» **INPUT FOR THIS TASK**
---

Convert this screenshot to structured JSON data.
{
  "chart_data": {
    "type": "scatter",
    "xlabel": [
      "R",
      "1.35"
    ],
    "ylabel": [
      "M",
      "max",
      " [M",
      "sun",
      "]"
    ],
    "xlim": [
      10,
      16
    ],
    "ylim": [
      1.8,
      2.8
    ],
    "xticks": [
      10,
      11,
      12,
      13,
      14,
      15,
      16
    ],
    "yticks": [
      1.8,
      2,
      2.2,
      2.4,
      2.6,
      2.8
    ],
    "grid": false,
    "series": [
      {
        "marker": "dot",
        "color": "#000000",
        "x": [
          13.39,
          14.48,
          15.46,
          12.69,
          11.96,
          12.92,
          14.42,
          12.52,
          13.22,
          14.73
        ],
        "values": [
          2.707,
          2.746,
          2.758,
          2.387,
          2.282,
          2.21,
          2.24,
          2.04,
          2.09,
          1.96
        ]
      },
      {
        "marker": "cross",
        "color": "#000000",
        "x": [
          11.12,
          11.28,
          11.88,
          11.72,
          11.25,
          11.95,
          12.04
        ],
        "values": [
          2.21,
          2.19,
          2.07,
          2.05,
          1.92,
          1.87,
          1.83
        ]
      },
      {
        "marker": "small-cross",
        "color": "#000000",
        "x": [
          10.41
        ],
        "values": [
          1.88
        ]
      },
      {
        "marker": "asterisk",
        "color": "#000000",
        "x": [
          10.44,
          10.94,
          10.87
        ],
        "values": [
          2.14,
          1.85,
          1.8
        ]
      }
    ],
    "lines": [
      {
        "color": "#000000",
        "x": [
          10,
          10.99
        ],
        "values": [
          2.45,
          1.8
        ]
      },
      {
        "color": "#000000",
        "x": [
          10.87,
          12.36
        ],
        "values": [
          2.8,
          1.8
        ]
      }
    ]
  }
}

---

» **TASK TO CARRY OUT**
Determine how many lines of the listing above hold the word "marker". Report that number without anything else.

» **ANSWER BELOW**
4